┌──

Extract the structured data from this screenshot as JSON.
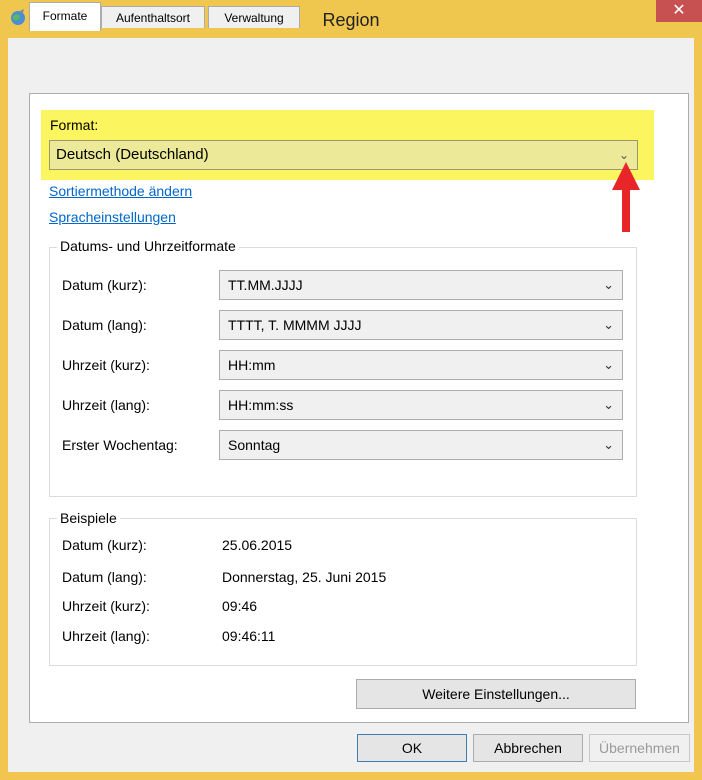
{
  "window": {
    "title": "Region",
    "close_glyph": "✕",
    "app_icon": "globe-icon"
  },
  "tabs": [
    {
      "label": "Formate",
      "active": true
    },
    {
      "label": "Aufenthaltsort",
      "active": false
    },
    {
      "label": "Verwaltung",
      "active": false
    }
  ],
  "format": {
    "label": "Format:",
    "value": "Deutsch (Deutschland)",
    "chevron": "⌄"
  },
  "links": {
    "sort": "Sortiermethode ändern",
    "language": "Spracheinstellungen"
  },
  "datetime_group": {
    "title": "Datums- und Uhrzeitformate",
    "rows": [
      {
        "label": "Datum (kurz):",
        "value": "TT.MM.JJJJ"
      },
      {
        "label": "Datum (lang):",
        "value": "TTTT, T. MMMM JJJJ"
      },
      {
        "label": "Uhrzeit (kurz):",
        "value": "HH:mm"
      },
      {
        "label": "Uhrzeit (lang):",
        "value": "HH:mm:ss"
      },
      {
        "label": "Erster Wochentag:",
        "value": "Sonntag"
      }
    ]
  },
  "examples_group": {
    "title": "Beispiele",
    "rows": [
      {
        "label": "Datum (kurz):",
        "value": "25.06.2015"
      },
      {
        "label": "Datum (lang):",
        "value": "Donnerstag, 25. Juni 2015"
      },
      {
        "label": "Uhrzeit (kurz):",
        "value": "09:46"
      },
      {
        "label": "Uhrzeit (lang):",
        "value": "09:46:11"
      }
    ]
  },
  "buttons": {
    "more_settings": "Weitere Einstellungen...",
    "ok": "OK",
    "cancel": "Abbrechen",
    "apply": "Übernehmen"
  },
  "colors": {
    "frame": "#f0c74e",
    "highlight": "#fbf55f",
    "arrow": "#e8262a",
    "link": "#0066cc",
    "close": "#c75050"
  }
}
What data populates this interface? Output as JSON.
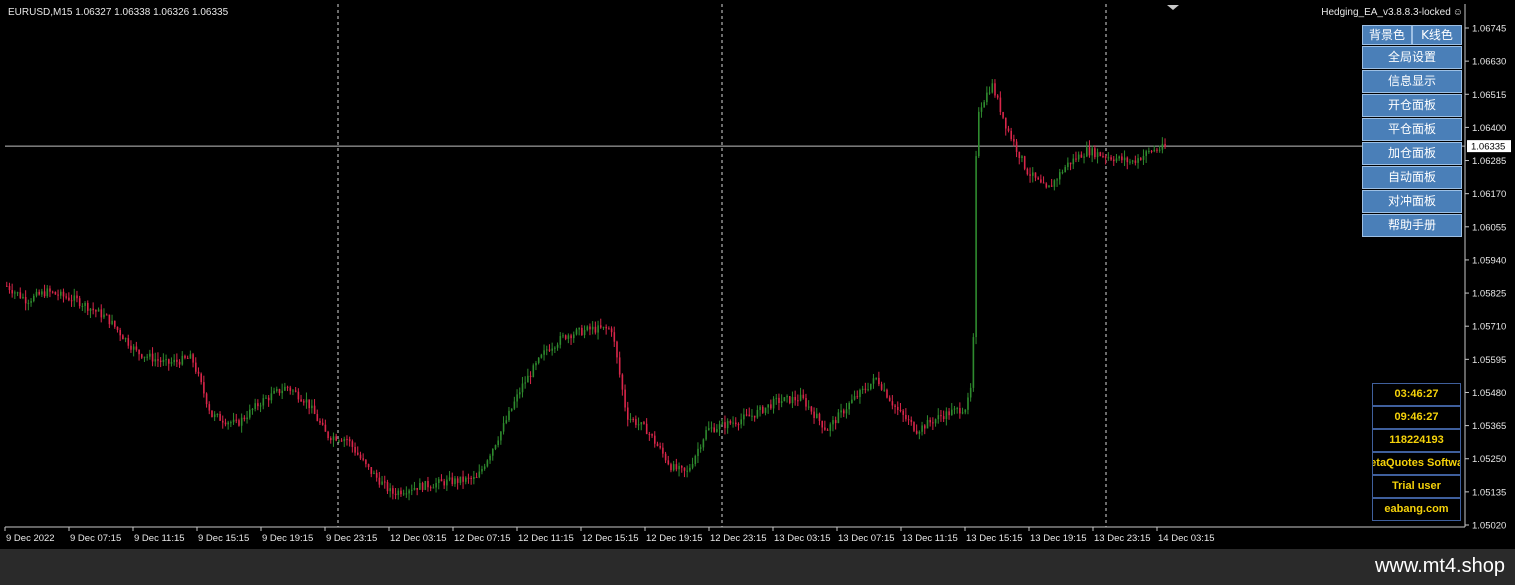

└──

* [REQUIRED TASK]
Would you return the data exactly as written, without the pictures?

* [PROBLEM SOLUTION]
Extract the structured data from this screenshot as JSON.
{
  "window": {
    "title": "Region",
    "close_glyph": "✕",
    "app_icon": "globe-icon"
  },
  "tabs": [
    {
      "label": "Formate",
      "active": true
    },
    {
      "label": "Aufenthaltsort",
      "active": false
    },
    {
      "label": "Verwaltung",
      "active": false
    }
  ],
  "format": {
    "label": "Format:",
    "value": "Deutsch (Deutschland)",
    "chevron": "⌄"
  },
  "links": {
    "sort": "Sortiermethode ändern",
    "language": "Spracheinstellungen"
  },
  "datetime_group": {
    "title": "Datums- und Uhrzeitformate",
    "rows": [
      {
        "label": "Datum (kurz):",
        "value": "TT.MM.JJJJ"
      },
      {
        "label": "Datum (lang):",
        "value": "TTTT, T. MMMM JJJJ"
      },
      {
        "label": "Uhrzeit (kurz):",
        "value": "HH:mm"
      },
      {
        "label": "Uhrzeit (lang):",
        "value": "HH:mm:ss"
      },
      {
        "label": "Erster Wochentag:",
        "value": "Sonntag"
      }
    ]
  },
  "examples_group": {
    "title": "Beispiele",
    "rows": [
      {
        "label": "Datum (kurz):",
        "value": "25.06.2015"
      },
      {
        "label": "Datum (lang):",
        "value": "Donnerstag, 25. Juni 2015"
      },
      {
        "label": "Uhrzeit (kurz):",
        "value": "09:46"
      },
      {
        "label": "Uhrzeit (lang):",
        "value": "09:46:11"
      }
    ]
  },
  "buttons": {
    "more_settings": "Weitere Einstellungen...",
    "ok": "OK",
    "cancel": "Abbrechen",
    "apply": "Übernehmen"
  },
  "colors": {
    "frame": "#f0c74e",
    "highlight": "#fbf55f",
    "arrow": "#e8262a",
    "link": "#0066cc",
    "close": "#c75050"
  }
}
What data populates this interface? Output as JSON.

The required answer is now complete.